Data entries
◆ ◆ ◆ ◆ ◆ ◆ ◆

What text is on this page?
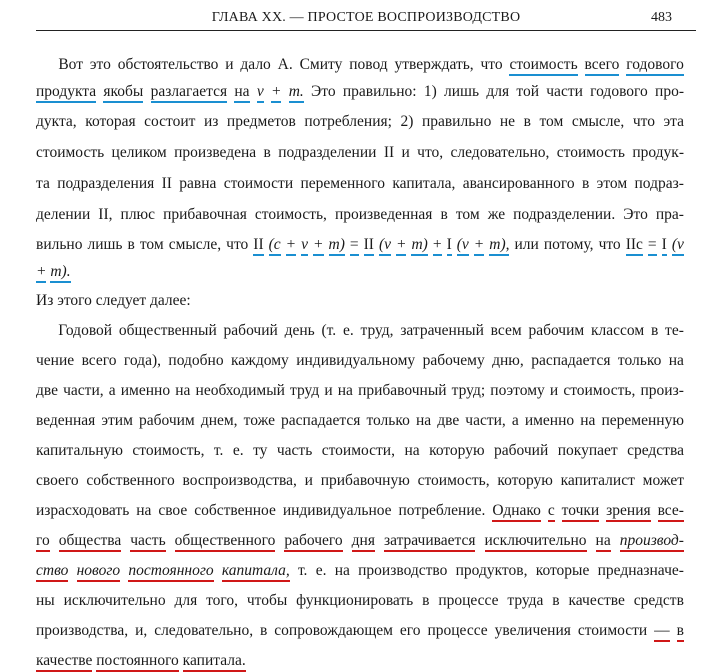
ГЛАВА XX. — ПРОСТОЕ ВОСПРОИЗВОДСТВО	483

Вот это обстоятельство и дало А. Смиту повод утверждать, что стоимость всего годового
продукта якобы разлагается на v + m. Это правильно: 1) лишь для той части годового про-
дукта, которая состоит из предметов потребления; 2) правильно не в том смысле, что эта
стоимость целиком произведена в подразделении II и что, следовательно, стоимость продук-
та подразделения II равна стоимости переменного капитала, авансированного в этом подраз-
делении II, плюс прибавочная стоимость, произведенная в том же подразделении. Это пра-
вильно лишь в том смысле, что II (c + v + m) = II (v + m) + I (v + m), или потому, что IIc = I (v
+ m).
Из этого следует далее:

Годовой общественный рабочий день (т. е. труд, затраченный всем рабочим классом в те-
чение всего года), подобно каждому индивидуальному рабочему дню, распадается только на
две части, а именно на необходимый труд и на прибавочный труд; поэтому и стоимость, произ-
веденная этим рабочим днем, тоже распадается только на две части, а именно на переменную
капитальную стоимость, т. е. ту часть стоимости, на которую рабочий покупает средства
своего собственного воспроизводства, и прибавочную стоимость, которую капиталист может
израсходовать на свое собственное индивидуальное потребление. Однако с точки зрения все-
го общества часть общественного рабочего дня затрачивается исключительно на производ-
ство нового постоянного капитала, т. е. на производство продуктов, которые предназначе-
ны исключительно для того, чтобы функционировать в процессе труда в качестве средств
производства, и, следовательно, в сопровождающем его процессе увеличения стоимости — в
качестве постоянного капитала.
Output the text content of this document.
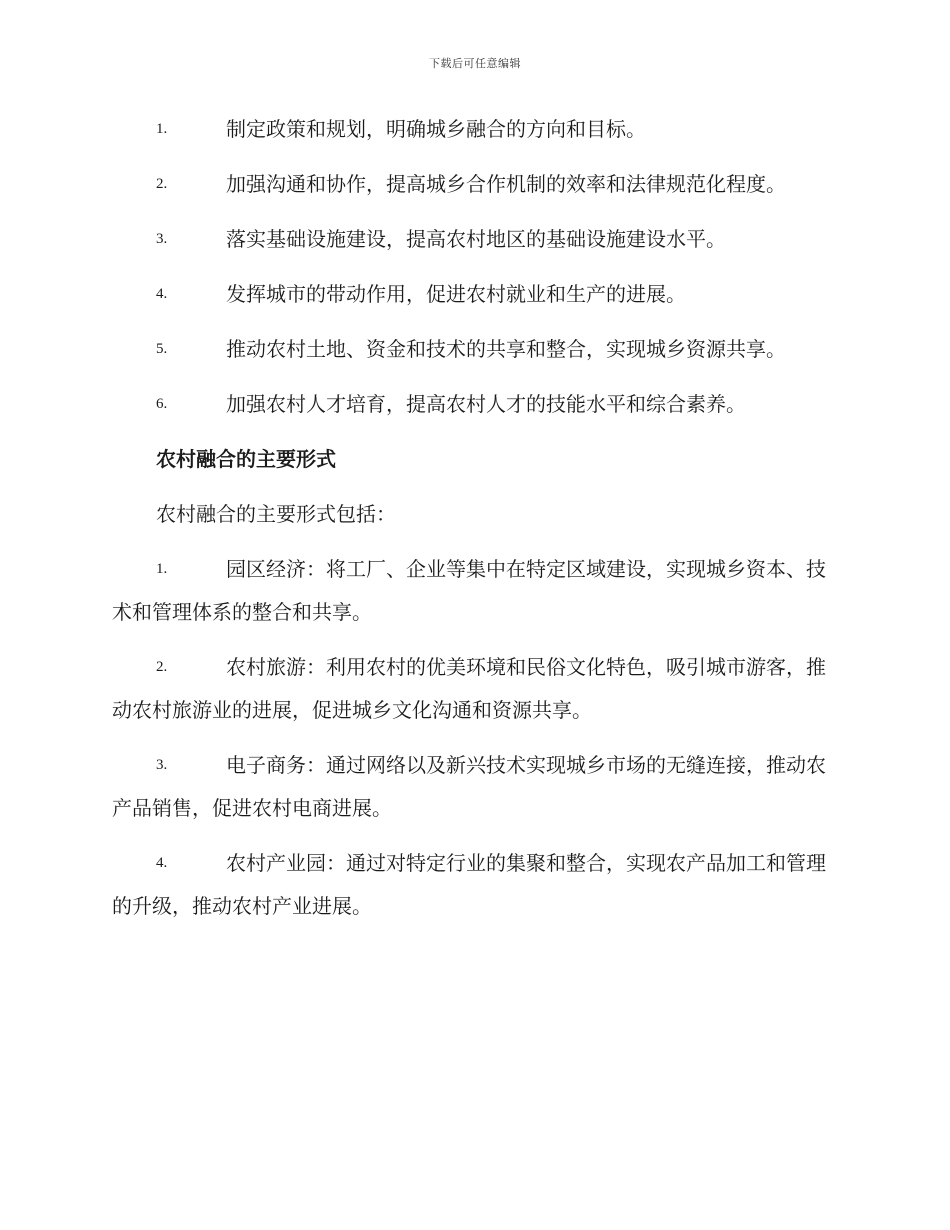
下载后可任意编辑
1.	制定政策和规划，明确城乡融合的方向和目标。
2.	加强沟通和协作，提高城乡合作机制的效率和法律规范化程度。
3.	落实基础设施建设，提高农村地区的基础设施建设水平。
4.	发挥城市的带动作用，促进农村就业和生产的进展。
5.	推动农村土地、资金和技术的共享和整合，实现城乡资源共享。
6.	加强农村人才培育，提高农村人才的技能水平和综合素养。
农村融合的主要形式
农村融合的主要形式包括：
1.	园区经济：将工厂、企业等集中在特定区域建设，实现城乡资本、技术和管理体系的整合和共享。
2.	农村旅游：利用农村的优美环境和民俗文化特色，吸引城市游客，推动农村旅游业的进展，促进城乡文化沟通和资源共享。
3.	电子商务：通过网络以及新兴技术实现城乡市场的无缝连接，推动农产品销售，促进农村电商进展。
4.	农村产业园：通过对特定行业的集聚和整合，实现农产品加工和管理的升级，推动农村产业进展。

◆ ◆ ◆ ◆ ◆ ◆ ◆

Return from the data every line that holds "только".

◆ Finished answer:
чение всего года), подобно каждому индивидуальному рабочему дню, распадается только на
веденная этим рабочим днем, тоже распадается только на две части, а именно на переменную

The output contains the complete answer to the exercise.